<<<<
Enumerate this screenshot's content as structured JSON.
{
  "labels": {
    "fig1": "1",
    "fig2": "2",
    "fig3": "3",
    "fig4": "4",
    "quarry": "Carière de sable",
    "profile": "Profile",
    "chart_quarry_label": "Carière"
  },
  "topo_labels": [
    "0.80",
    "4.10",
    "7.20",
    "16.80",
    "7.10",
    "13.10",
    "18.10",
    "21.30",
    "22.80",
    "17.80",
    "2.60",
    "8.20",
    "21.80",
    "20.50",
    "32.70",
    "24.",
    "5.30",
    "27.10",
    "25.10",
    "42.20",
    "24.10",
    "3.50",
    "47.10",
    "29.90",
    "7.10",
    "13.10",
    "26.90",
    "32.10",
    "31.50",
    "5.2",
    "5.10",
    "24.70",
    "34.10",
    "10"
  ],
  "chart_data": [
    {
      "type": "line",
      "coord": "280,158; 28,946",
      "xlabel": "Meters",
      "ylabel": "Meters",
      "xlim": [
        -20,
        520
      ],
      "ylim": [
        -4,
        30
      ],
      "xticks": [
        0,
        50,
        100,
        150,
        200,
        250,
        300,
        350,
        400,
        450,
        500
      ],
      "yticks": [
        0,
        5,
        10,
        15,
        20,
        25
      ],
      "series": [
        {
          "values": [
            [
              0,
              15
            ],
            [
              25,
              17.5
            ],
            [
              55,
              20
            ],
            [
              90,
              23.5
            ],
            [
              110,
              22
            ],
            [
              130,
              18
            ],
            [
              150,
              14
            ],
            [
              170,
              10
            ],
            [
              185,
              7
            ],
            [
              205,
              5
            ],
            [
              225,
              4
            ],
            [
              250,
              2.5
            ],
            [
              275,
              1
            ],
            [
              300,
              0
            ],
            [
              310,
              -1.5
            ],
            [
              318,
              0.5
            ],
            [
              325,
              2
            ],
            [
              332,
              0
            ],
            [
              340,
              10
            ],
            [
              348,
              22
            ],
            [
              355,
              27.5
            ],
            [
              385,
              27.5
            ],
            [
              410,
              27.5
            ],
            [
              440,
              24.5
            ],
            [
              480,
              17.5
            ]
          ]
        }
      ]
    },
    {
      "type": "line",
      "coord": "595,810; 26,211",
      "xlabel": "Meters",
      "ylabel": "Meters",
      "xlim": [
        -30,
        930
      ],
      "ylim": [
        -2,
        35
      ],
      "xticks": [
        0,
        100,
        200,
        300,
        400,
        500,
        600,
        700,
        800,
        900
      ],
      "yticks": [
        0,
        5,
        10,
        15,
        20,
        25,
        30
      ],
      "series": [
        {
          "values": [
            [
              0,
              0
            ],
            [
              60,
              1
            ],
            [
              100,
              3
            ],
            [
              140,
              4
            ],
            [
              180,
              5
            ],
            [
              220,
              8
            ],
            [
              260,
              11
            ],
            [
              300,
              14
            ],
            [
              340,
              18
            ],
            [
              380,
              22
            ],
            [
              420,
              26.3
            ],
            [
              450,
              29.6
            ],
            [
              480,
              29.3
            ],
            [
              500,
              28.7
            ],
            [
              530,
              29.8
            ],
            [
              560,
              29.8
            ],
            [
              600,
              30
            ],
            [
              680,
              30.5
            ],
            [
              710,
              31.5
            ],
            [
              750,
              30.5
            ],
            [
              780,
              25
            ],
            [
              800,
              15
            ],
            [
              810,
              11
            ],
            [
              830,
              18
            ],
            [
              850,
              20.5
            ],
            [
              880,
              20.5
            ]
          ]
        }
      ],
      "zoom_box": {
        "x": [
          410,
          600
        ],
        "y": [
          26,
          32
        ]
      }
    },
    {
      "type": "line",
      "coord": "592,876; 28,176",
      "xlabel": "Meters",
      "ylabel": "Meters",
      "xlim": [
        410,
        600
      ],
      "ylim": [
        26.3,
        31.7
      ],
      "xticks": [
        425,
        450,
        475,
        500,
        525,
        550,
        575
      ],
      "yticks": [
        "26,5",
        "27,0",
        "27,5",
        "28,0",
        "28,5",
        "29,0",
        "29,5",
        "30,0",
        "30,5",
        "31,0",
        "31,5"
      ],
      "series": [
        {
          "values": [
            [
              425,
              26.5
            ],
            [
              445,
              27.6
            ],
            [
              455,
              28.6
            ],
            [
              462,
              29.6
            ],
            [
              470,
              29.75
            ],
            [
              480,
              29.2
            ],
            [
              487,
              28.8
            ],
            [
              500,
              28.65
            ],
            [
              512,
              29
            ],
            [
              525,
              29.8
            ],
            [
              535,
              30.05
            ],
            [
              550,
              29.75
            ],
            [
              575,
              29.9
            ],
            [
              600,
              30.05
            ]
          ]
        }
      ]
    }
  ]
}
>>>>
## Directions for this task
Output every entry shown above, exactly.

## Finished task
Enumerate this screenshot's content as structured JSON.
{
  "labels": {
    "fig1": "1",
    "fig2": "2",
    "fig3": "3",
    "fig4": "4",
    "quarry": "Carière de sable",
    "profile": "Profile",
    "chart_quarry_label": "Carière"
  },
  "topo_labels": [
    "0.80",
    "4.10",
    "7.20",
    "16.80",
    "7.10",
    "13.10",
    "18.10",
    "21.30",
    "22.80",
    "17.80",
    "2.60",
    "8.20",
    "21.80",
    "20.50",
    "32.70",
    "24.",
    "5.30",
    "27.10",
    "25.10",
    "42.20",
    "24.10",
    "3.50",
    "47.10",
    "29.90",
    "7.10",
    "13.10",
    "26.90",
    "32.10",
    "31.50",
    "5.2",
    "5.10",
    "24.70",
    "34.10",
    "10"
  ],
  "chart_data": [
    {
      "type": "line",
      "coord": "280,158; 28,946",
      "xlabel": "Meters",
      "ylabel": "Meters",
      "xlim": [
        -20,
        520
      ],
      "ylim": [
        -4,
        30
      ],
      "xticks": [
        0,
        50,
        100,
        150,
        200,
        250,
        300,
        350,
        400,
        450,
        500
      ],
      "yticks": [
        0,
        5,
        10,
        15,
        20,
        25
      ],
      "series": [
        {
          "values": [
            [
              0,
              15
            ],
            [
              25,
              17.5
            ],
            [
              55,
              20
            ],
            [
              90,
              23.5
            ],
            [
              110,
              22
            ],
            [
              130,
              18
            ],
            [
              150,
              14
            ],
            [
              170,
              10
            ],
            [
              185,
              7
            ],
            [
              205,
              5
            ],
            [
              225,
              4
            ],
            [
              250,
              2.5
            ],
            [
              275,
              1
            ],
            [
              300,
              0
            ],
            [
              310,
              -1.5
            ],
            [
              318,
              0.5
            ],
            [
              325,
              2
            ],
            [
              332,
              0
            ],
            [
              340,
              10
            ],
            [
              348,
              22
            ],
            [
              355,
              27.5
            ],
            [
              385,
              27.5
            ],
            [
              410,
              27.5
            ],
            [
              440,
              24.5
            ],
            [
              480,
              17.5
            ]
          ]
        }
      ]
    },
    {
      "type": "line",
      "coord": "595,810; 26,211",
      "xlabel": "Meters",
      "ylabel": "Meters",
      "xlim": [
        -30,
        930
      ],
      "ylim": [
        -2,
        35
      ],
      "xticks": [
        0,
        100,
        200,
        300,
        400,
        500,
        600,
        700,
        800,
        900
      ],
      "yticks": [
        0,
        5,
        10,
        15,
        20,
        25,
        30
      ],
      "series": [
        {
          "values": [
            [
              0,
              0
            ],
            [
              60,
              1
            ],
            [
              100,
              3
            ],
            [
              140,
              4
            ],
            [
              180,
              5
            ],
            [
              220,
              8
            ],
            [
              260,
              11
            ],
            [
              300,
              14
            ],
            [
              340,
              18
            ],
            [
              380,
              22
            ],
            [
              420,
              26.3
            ],
            [
              450,
              29.6
            ],
            [
              480,
              29.3
            ],
            [
              500,
              28.7
            ],
            [
              530,
              29.8
            ],
            [
              560,
              29.8
            ],
            [
              600,
              30
            ],
            [
              680,
              30.5
            ],
            [
              710,
              31.5
            ],
            [
              750,
              30.5
            ],
            [
              780,
              25
            ],
            [
              800,
              15
            ],
            [
              810,
              11
            ],
            [
              830,
              18
            ],
            [
              850,
              20.5
            ],
            [
              880,
              20.5
            ]
          ]
        }
      ],
      "zoom_box": {
        "x": [
          410,
          600
        ],
        "y": [
          26,
          32
        ]
      }
    },
    {
      "type": "line",
      "coord": "592,876; 28,176",
      "xlabel": "Meters",
      "ylabel": "Meters",
      "xlim": [
        410,
        600
      ],
      "ylim": [
        26.3,
        31.7
      ],
      "xticks": [
        425,
        450,
        475,
        500,
        525,
        550,
        575
      ],
      "yticks": [
        "26,5",
        "27,0",
        "27,5",
        "28,0",
        "28,5",
        "29,0",
        "29,5",
        "30,0",
        "30,5",
        "31,0",
        "31,5"
      ],
      "series": [
        {
          "values": [
            [
              425,
              26.5
            ],
            [
              445,
              27.6
            ],
            [
              455,
              28.6
            ],
            [
              462,
              29.6
            ],
            [
              470,
              29.75
            ],
            [
              480,
              29.2
            ],
            [
              487,
              28.8
            ],
            [
              500,
              28.65
            ],
            [
              512,
              29
            ],
            [
              525,
              29.8
            ],
            [
              535,
              30.05
            ],
            [
              550,
              29.75
            ],
            [
              575,
              29.9
            ],
            [
              600,
              30.05
            ]
          ]
        }
      ]
    }
  ]
}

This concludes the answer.